The input.

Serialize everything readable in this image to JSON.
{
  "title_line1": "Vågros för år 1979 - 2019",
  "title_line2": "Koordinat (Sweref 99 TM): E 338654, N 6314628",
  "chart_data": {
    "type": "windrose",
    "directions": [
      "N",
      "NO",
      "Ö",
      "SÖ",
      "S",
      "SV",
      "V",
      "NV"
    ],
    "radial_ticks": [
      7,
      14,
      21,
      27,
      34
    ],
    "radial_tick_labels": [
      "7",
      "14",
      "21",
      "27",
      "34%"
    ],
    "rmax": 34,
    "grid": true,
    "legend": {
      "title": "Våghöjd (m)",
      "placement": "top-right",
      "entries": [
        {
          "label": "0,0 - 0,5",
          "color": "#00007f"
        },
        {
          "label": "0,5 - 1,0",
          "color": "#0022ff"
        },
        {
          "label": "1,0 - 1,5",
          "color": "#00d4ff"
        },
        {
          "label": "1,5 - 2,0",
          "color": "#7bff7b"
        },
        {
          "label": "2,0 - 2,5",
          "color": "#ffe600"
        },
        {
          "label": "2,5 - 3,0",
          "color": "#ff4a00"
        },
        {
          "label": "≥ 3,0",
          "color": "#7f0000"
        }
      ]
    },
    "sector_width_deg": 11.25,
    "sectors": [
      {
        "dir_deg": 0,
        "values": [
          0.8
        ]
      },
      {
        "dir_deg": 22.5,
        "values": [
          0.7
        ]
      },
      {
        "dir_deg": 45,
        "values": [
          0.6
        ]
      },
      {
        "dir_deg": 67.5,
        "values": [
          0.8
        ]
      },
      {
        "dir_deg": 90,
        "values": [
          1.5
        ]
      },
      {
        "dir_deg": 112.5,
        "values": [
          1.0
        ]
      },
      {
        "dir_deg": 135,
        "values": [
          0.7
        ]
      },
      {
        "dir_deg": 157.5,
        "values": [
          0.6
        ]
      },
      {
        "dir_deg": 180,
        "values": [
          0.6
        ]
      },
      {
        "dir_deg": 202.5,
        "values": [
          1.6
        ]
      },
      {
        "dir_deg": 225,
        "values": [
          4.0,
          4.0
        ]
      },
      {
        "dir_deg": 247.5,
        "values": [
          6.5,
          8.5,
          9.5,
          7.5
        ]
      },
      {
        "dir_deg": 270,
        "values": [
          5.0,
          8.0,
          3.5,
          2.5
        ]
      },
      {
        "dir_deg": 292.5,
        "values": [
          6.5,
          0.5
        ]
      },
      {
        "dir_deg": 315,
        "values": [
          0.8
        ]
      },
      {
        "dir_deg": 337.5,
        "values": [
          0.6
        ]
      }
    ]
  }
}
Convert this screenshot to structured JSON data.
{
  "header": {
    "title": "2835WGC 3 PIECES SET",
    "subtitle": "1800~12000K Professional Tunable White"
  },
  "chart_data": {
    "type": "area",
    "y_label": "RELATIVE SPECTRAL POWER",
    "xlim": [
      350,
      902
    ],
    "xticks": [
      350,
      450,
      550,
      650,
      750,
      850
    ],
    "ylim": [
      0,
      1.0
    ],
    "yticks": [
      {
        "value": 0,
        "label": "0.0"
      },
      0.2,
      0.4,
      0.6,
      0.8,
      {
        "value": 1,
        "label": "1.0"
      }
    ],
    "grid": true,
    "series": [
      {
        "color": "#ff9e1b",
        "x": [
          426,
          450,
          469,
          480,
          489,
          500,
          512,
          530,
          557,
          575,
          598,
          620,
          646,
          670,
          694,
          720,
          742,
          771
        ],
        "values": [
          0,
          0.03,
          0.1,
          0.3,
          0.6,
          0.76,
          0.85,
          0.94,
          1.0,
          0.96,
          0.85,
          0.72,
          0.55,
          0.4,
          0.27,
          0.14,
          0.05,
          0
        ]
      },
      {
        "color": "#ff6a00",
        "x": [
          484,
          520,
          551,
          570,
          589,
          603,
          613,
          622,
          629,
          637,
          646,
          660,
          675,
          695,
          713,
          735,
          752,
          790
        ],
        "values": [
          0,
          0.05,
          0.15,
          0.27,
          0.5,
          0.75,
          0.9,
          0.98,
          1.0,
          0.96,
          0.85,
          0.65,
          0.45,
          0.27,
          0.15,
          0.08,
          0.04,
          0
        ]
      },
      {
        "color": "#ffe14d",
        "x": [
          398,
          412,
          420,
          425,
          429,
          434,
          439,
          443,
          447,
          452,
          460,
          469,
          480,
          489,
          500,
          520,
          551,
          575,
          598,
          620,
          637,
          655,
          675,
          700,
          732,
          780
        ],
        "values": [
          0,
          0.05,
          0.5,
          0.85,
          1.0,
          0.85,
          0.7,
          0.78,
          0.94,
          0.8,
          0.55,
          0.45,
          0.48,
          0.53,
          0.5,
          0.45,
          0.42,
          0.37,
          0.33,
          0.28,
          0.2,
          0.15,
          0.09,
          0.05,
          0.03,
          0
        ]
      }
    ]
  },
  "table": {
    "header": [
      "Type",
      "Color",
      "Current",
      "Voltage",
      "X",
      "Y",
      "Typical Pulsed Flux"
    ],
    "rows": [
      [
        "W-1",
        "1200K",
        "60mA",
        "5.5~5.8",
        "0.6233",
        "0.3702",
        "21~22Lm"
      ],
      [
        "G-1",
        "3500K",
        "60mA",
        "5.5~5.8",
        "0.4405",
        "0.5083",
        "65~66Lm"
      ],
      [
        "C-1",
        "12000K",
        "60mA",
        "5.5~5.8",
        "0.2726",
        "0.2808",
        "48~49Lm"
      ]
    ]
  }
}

What is being asked.
In the material above, find each line that contains the word "this", and select it.

Solution to the exercise.
Serialize everything readable in this image to JSON.
Convert this screenshot to structured JSON data.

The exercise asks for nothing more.